-------- Material shown --------
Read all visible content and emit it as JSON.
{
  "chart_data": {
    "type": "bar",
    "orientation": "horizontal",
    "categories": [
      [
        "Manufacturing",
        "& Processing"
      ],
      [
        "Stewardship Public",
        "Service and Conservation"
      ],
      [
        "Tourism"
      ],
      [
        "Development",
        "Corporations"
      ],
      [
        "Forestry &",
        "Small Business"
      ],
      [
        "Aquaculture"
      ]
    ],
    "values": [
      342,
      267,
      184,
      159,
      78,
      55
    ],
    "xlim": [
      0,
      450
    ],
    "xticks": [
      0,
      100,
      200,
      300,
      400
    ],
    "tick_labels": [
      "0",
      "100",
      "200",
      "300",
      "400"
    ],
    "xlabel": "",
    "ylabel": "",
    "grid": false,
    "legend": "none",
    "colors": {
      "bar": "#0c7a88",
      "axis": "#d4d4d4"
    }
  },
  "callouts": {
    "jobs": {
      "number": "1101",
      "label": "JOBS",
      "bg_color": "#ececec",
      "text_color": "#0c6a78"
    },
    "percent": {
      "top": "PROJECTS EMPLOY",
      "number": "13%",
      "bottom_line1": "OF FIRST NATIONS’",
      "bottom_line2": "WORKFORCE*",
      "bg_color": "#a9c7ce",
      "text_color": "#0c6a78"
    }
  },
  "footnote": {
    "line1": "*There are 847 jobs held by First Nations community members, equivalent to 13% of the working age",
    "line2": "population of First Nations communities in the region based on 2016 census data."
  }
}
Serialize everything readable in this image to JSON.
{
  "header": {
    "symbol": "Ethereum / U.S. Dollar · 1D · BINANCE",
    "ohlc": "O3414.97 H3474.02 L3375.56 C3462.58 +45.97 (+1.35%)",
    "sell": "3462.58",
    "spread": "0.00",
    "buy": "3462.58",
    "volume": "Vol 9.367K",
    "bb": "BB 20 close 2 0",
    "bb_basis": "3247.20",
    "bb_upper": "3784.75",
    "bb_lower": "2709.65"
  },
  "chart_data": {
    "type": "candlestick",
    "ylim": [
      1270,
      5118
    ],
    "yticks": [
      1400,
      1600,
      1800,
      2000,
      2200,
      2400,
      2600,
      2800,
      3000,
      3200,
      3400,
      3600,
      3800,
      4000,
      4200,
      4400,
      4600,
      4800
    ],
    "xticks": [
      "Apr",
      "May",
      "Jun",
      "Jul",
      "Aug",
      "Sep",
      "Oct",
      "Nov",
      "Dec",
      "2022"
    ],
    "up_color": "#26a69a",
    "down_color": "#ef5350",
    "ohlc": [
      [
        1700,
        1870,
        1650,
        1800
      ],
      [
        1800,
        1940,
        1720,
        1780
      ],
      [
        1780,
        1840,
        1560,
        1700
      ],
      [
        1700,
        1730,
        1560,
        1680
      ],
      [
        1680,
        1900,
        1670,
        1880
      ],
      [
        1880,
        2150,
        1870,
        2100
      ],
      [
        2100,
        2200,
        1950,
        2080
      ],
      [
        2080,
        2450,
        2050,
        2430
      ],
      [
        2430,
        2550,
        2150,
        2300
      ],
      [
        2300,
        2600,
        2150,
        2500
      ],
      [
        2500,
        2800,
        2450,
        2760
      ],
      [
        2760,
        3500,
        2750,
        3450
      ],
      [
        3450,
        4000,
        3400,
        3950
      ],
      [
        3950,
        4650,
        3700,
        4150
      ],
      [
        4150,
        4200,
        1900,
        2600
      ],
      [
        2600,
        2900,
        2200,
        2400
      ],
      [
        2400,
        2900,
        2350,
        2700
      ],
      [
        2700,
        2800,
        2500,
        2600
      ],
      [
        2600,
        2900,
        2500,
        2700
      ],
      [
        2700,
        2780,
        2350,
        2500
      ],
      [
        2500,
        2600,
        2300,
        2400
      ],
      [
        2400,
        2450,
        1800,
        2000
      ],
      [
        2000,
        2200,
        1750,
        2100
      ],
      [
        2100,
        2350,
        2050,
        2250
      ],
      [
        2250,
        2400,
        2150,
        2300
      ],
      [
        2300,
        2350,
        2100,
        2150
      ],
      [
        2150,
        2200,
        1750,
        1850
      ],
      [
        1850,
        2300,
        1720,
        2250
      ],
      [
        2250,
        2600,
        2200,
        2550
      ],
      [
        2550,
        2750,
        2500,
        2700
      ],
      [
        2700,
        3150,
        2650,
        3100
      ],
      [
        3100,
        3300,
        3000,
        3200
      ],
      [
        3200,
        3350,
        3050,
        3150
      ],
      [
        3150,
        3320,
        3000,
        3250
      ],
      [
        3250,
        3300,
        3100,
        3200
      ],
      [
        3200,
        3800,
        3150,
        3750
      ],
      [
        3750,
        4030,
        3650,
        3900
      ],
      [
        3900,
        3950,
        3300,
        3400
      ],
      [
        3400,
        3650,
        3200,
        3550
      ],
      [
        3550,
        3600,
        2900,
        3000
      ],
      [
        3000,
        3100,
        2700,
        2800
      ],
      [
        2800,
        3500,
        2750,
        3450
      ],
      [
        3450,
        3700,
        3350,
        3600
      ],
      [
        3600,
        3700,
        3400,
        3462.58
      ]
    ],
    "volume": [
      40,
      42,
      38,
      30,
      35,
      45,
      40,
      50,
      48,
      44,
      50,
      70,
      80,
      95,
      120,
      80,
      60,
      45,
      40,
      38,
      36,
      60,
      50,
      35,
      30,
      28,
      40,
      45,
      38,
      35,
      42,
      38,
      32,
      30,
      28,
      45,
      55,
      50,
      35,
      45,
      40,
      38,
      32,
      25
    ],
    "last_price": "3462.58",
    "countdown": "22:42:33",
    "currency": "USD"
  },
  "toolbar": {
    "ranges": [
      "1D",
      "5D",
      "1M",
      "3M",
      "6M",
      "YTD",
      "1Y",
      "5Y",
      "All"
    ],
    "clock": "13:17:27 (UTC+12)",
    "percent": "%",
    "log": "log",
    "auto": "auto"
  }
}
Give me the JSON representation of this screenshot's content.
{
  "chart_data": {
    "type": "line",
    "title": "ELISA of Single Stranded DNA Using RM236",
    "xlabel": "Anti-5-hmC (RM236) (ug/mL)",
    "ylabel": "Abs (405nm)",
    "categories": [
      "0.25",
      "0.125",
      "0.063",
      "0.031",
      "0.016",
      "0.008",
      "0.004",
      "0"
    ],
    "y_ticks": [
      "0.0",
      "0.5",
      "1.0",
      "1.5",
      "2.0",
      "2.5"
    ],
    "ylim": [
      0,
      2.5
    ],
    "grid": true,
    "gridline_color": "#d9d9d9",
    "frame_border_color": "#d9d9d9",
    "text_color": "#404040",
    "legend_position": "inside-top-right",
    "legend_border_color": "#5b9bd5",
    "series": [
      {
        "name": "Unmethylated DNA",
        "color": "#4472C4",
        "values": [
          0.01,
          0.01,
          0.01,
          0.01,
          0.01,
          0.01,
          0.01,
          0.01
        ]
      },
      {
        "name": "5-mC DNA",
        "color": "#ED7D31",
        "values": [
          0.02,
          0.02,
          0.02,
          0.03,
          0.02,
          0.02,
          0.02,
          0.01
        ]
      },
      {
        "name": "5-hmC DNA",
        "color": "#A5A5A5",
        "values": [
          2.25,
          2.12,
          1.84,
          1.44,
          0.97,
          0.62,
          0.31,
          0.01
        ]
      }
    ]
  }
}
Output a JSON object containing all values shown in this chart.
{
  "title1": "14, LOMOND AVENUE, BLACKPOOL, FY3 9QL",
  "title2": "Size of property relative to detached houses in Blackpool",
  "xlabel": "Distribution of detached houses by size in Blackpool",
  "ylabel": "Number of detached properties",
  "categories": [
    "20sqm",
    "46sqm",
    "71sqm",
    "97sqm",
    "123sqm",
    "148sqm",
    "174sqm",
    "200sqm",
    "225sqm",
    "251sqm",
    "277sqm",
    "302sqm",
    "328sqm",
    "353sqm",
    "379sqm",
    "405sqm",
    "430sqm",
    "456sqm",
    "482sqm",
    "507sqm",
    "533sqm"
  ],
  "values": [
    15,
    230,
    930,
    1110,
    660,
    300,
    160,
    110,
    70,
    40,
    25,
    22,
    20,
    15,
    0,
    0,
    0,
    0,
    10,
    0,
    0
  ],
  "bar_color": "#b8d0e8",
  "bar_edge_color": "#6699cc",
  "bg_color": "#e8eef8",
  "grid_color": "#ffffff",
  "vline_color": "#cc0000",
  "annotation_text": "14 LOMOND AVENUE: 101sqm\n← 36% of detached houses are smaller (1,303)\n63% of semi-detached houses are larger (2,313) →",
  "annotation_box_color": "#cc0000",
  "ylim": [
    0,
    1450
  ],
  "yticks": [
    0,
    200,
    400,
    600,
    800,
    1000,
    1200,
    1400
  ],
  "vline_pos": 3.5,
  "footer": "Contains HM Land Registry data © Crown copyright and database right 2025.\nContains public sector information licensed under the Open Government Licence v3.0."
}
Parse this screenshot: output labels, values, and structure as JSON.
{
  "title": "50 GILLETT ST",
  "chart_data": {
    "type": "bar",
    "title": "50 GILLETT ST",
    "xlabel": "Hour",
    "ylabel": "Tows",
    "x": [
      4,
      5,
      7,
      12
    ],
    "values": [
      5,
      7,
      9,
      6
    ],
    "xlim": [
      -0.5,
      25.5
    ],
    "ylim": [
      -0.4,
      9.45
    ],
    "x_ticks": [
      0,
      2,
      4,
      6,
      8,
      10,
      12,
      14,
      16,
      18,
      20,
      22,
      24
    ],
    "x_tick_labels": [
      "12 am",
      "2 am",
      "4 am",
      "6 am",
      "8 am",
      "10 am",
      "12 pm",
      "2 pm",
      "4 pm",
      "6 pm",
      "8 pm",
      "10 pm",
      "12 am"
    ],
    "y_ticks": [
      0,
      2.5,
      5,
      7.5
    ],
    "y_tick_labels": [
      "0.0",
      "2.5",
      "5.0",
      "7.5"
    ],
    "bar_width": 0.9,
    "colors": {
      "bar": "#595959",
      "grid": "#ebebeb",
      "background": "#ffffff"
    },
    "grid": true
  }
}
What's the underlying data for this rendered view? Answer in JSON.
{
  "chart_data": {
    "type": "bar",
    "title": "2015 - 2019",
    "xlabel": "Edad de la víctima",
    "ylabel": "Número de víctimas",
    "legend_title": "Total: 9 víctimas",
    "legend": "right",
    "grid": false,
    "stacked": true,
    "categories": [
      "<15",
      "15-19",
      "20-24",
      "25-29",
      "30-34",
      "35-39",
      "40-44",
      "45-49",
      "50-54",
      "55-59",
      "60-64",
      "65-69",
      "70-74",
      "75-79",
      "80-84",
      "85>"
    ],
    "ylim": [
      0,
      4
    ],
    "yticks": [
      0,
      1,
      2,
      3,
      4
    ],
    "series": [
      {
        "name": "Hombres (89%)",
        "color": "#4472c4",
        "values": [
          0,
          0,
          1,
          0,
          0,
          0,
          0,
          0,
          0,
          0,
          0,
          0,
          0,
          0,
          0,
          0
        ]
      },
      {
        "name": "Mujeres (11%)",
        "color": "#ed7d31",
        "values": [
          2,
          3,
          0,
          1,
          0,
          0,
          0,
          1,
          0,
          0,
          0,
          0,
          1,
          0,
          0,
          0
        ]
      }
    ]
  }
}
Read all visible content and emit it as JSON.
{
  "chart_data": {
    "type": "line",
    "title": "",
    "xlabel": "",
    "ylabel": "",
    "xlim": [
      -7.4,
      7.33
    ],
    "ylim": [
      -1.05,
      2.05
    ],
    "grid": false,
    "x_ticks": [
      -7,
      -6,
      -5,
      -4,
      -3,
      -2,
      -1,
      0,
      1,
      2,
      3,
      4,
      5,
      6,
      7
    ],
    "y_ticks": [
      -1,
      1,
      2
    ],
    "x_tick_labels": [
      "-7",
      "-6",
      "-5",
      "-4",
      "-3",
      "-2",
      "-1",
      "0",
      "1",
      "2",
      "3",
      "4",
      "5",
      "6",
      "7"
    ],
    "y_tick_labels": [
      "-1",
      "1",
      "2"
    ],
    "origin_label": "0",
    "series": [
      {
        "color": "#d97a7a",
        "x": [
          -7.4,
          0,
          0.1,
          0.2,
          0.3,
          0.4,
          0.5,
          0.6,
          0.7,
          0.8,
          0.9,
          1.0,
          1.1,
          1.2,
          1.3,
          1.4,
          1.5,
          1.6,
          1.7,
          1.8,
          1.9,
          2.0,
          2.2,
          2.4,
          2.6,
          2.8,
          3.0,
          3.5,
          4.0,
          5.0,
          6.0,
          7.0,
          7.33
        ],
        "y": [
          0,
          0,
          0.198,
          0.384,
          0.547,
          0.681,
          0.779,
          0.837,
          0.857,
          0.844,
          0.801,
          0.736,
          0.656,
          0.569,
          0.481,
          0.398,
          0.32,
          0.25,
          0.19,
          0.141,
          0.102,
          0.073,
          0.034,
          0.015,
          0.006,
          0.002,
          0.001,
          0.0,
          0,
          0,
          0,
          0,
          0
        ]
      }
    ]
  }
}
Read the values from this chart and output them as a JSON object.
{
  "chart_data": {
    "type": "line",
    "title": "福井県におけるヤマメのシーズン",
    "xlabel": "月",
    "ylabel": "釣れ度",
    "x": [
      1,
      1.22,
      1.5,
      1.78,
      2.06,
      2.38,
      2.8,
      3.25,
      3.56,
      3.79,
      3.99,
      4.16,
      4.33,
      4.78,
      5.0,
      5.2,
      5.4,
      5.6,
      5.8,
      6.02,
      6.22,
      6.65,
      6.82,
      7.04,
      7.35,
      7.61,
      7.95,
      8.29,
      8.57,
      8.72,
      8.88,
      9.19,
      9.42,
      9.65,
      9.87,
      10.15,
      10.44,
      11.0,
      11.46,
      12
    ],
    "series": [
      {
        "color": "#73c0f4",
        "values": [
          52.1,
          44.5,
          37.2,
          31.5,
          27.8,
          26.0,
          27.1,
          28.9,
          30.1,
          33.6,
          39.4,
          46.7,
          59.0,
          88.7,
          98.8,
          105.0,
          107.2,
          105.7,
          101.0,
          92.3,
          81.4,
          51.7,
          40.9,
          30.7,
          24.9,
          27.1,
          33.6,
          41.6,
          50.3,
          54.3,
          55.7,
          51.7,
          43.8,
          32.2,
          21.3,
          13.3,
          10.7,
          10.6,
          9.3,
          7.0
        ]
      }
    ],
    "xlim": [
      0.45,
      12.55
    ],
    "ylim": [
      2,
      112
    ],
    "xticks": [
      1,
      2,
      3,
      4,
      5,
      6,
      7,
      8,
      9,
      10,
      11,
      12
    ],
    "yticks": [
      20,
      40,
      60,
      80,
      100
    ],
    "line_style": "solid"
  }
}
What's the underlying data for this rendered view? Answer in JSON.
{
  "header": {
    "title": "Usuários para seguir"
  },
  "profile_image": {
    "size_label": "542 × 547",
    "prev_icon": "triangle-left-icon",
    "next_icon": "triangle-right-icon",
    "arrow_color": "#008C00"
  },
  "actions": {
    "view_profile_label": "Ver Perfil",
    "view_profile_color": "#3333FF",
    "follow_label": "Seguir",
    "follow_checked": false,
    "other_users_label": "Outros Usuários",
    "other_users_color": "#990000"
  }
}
--------
What is needed | Read the data above and pull out each line that holds the string "detached".

Answer to this exercise |
  "title2": "Size of property relative to detached houses in Blackpool",
  "xlabel": "Distribution of detached houses by size in Blackpool",
  "ylabel": "Number of detached properties",
  "annotation_text": "14 LOMOND AVENUE: 101sqm\n← 36% of detached houses are smaller (1,303)\n63% of semi-detached houses are larger (2,313) →",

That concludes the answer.